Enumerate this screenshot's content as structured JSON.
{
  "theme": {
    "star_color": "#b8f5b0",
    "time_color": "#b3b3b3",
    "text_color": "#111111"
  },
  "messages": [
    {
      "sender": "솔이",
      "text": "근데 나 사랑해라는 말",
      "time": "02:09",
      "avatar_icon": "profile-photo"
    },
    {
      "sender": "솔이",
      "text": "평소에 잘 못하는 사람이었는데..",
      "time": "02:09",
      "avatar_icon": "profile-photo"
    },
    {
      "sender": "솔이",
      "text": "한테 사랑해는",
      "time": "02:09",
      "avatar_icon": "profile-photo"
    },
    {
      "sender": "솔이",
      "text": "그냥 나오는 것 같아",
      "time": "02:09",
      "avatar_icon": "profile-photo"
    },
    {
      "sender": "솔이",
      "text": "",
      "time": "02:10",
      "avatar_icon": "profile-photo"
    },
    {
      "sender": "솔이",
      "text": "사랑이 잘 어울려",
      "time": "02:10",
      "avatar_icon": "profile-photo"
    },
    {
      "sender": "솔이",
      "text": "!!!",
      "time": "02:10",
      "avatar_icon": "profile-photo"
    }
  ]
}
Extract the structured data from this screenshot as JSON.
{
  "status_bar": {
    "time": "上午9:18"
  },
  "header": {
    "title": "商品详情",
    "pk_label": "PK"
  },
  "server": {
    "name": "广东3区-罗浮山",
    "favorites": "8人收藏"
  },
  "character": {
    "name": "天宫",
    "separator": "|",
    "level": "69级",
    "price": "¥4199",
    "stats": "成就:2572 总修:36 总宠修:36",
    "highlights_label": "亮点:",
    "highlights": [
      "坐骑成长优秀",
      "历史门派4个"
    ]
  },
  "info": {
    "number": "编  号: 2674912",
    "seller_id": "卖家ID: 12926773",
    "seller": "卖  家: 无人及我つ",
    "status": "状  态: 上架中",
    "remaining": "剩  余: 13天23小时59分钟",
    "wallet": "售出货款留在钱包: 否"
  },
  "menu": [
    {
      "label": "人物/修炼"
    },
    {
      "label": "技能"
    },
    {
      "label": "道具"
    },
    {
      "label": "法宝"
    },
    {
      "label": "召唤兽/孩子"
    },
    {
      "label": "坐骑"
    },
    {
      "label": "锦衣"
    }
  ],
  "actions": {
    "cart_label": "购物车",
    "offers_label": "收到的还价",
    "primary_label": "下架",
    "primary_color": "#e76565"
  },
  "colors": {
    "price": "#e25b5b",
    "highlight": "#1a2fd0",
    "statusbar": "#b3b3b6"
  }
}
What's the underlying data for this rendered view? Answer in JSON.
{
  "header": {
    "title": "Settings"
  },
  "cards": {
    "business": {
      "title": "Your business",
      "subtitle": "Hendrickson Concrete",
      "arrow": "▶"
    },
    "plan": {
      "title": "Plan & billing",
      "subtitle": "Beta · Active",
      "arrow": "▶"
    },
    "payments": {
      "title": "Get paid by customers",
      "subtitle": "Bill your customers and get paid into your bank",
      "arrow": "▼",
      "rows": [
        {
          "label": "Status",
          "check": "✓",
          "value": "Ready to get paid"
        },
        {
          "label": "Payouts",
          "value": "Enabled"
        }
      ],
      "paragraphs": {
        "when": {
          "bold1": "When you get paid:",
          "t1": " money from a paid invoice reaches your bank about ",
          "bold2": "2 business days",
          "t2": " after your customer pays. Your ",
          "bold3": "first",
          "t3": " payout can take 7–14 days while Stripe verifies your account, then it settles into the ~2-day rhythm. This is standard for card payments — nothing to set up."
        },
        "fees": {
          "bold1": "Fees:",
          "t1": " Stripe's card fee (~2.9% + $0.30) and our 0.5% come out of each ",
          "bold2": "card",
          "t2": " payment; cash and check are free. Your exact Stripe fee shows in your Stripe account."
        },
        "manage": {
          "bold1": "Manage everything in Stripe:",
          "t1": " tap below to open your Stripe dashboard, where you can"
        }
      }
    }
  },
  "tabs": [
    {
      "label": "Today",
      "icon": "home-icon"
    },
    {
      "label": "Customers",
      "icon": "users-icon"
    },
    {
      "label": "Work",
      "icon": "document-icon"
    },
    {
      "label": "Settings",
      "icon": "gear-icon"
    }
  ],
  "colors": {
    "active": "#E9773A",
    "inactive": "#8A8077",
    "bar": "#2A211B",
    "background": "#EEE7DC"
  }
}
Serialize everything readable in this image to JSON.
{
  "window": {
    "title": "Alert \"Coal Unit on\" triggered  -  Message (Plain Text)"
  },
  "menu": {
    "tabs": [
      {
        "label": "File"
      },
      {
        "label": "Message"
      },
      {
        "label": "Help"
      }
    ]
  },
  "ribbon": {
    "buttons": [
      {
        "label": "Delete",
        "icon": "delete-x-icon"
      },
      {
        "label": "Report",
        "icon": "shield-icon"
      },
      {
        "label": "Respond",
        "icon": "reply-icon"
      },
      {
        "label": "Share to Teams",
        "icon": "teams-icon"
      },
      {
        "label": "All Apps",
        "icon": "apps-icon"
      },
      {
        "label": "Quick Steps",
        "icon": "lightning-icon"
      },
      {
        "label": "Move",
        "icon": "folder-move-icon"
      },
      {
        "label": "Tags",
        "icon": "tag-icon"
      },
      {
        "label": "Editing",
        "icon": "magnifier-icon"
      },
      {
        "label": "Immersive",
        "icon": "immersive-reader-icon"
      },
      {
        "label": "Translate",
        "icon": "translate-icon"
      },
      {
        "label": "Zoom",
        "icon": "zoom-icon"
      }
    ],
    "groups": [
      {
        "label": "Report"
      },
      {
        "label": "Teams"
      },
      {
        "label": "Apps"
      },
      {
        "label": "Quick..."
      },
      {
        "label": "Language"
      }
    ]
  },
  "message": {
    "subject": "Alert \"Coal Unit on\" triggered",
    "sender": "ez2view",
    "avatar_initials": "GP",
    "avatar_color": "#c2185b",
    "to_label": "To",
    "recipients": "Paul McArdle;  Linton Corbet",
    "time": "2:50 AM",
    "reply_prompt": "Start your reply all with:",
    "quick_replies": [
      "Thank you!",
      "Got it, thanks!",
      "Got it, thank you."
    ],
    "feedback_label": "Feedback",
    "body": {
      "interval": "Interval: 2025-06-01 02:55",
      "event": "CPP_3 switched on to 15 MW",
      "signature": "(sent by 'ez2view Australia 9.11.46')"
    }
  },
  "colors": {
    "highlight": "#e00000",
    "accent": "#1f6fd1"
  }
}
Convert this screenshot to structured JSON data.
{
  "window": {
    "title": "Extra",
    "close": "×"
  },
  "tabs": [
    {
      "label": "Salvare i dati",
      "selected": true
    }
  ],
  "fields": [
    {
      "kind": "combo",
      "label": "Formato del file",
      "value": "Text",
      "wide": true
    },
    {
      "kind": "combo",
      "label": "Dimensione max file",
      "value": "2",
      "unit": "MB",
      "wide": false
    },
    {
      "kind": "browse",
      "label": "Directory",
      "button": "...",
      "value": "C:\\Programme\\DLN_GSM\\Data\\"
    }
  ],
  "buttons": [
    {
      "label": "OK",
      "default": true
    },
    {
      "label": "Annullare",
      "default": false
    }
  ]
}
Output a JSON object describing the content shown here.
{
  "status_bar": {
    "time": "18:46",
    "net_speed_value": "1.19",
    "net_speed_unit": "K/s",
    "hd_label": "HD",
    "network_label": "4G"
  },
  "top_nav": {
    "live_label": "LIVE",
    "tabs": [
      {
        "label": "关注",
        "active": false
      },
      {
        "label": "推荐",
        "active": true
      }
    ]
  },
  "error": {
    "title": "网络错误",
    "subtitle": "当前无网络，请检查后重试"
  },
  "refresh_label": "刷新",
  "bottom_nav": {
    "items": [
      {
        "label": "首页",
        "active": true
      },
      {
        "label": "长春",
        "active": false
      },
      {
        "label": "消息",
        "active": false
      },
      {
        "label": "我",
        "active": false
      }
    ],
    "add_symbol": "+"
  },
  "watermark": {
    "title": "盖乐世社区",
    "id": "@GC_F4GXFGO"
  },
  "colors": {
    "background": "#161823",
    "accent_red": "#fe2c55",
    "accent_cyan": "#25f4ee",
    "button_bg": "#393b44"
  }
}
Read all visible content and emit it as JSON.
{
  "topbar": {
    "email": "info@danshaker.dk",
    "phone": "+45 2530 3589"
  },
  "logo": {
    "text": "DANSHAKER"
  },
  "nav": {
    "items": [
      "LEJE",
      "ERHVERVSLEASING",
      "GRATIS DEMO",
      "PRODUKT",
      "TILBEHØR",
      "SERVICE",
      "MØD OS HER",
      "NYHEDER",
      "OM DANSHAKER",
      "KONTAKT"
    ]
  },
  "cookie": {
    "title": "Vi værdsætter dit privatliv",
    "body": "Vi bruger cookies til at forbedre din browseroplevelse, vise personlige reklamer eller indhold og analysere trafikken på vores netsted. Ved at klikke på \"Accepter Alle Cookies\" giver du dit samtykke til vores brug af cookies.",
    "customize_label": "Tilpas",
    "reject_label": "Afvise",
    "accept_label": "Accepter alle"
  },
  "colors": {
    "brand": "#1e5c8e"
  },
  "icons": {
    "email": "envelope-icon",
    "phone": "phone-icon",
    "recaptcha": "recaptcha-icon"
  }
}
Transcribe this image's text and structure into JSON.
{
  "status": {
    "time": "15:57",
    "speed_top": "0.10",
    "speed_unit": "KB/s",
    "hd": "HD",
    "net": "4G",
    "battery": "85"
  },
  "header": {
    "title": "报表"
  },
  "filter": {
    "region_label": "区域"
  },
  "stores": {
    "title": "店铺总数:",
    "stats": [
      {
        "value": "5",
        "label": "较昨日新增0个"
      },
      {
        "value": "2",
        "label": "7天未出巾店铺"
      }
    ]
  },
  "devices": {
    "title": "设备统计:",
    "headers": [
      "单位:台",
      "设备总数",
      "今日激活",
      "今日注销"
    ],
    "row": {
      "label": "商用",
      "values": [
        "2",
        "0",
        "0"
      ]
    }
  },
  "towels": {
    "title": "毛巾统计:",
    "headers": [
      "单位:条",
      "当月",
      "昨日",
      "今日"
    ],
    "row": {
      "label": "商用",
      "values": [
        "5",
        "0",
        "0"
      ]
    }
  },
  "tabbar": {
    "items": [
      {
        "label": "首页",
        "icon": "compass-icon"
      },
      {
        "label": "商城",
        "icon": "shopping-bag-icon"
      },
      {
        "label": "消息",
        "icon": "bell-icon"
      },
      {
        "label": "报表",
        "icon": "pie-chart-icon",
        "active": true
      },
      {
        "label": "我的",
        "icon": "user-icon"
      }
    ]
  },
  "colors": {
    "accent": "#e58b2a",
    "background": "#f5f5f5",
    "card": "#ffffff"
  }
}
+ + + + +
### Stated exercise
Copy out every line from the data above that has "triggered" in it.

### Expected answer
    "title": "Alert \"Coal Unit on\" triggered  -  Message (Plain Text)"
    "subject": "Alert \"Coal Unit on\" triggered",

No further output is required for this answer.